### Exercise
Quote the whole listing word for word. Do not include the pictures.
━━━ Records for this exercise ━━━
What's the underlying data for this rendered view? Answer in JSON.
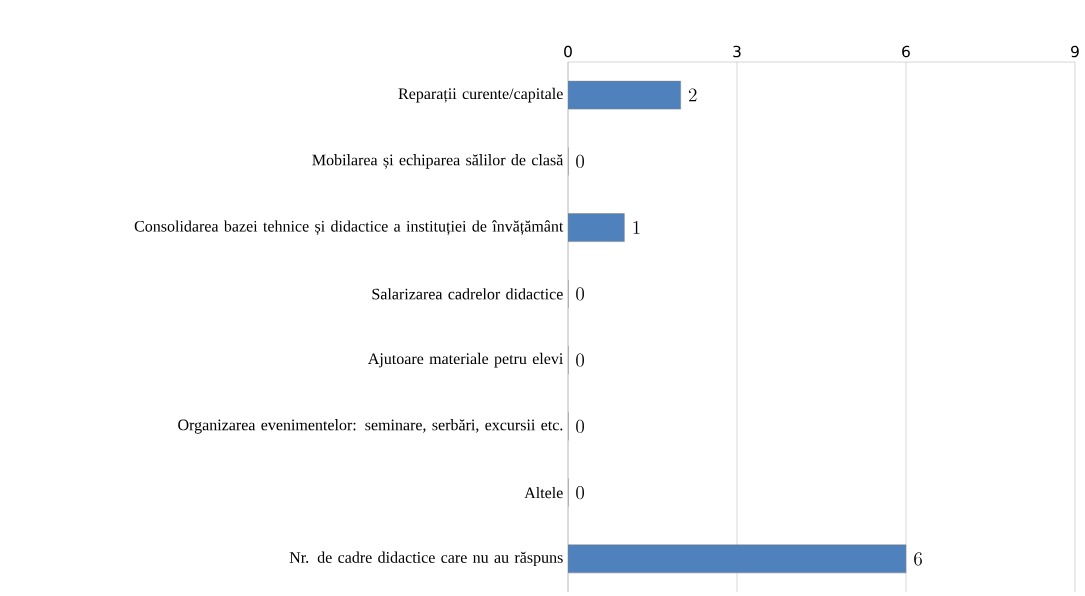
{
  "chart_data": {
    "type": "bar",
    "orientation": "horizontal",
    "categories": [
      "Reparații curente/capitale",
      "Mobilarea și echiparea sălilor de clasă",
      "Consolidarea bazei tehnice și didactice a instituției de învățământ",
      "Salarizarea cadrelor didactice",
      "Ajutoare materiale petru elevi",
      "Organizarea evenimentelor: seminare, serbări, excursii etc.",
      "Altele",
      "Nr. de cadre didactice care nu au răspuns"
    ],
    "values": [
      2,
      0,
      1,
      0,
      0,
      0,
      0,
      6
    ],
    "color": "#4f81bd",
    "xlim": [
      0,
      9
    ],
    "xticks": [
      0,
      3,
      6,
      9
    ],
    "grid": "x",
    "data_labels": true
  }
}
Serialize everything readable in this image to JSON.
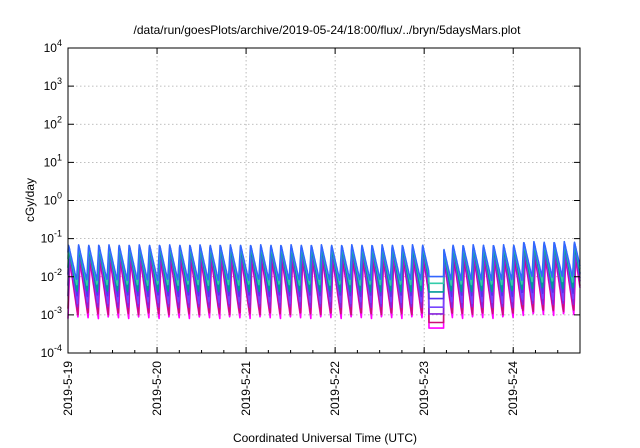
━━━
### Answer to this exercise
What's the underlying data for this rendered view? Answer in JSON.
{
  "chart_data": {
    "type": "bar",
    "orientation": "horizontal",
    "categories": [
      "Reparații curente/capitale",
      "Mobilarea și echiparea sălilor de clasă",
      "Consolidarea bazei tehnice și didactice a instituției de învățământ",
      "Salarizarea cadrelor didactice",
      "Ajutoare materiale petru elevi",
      "Organizarea evenimentelor: seminare, serbări, excursii etc.",
      "Altele",
      "Nr. de cadre didactice care nu au răspuns"
    ],
    "values": [
      2,
      0,
      1,
      0,
      0,
      0,
      0,
      6
    ],
    "color": "#4f81bd",
    "xlim": [
      0,
      9
    ],
    "xticks": [
      0,
      3,
      6,
      9
    ],
    "grid": "x",
    "data_labels": true
  }
}
Serialize everything readable in this image to JSON.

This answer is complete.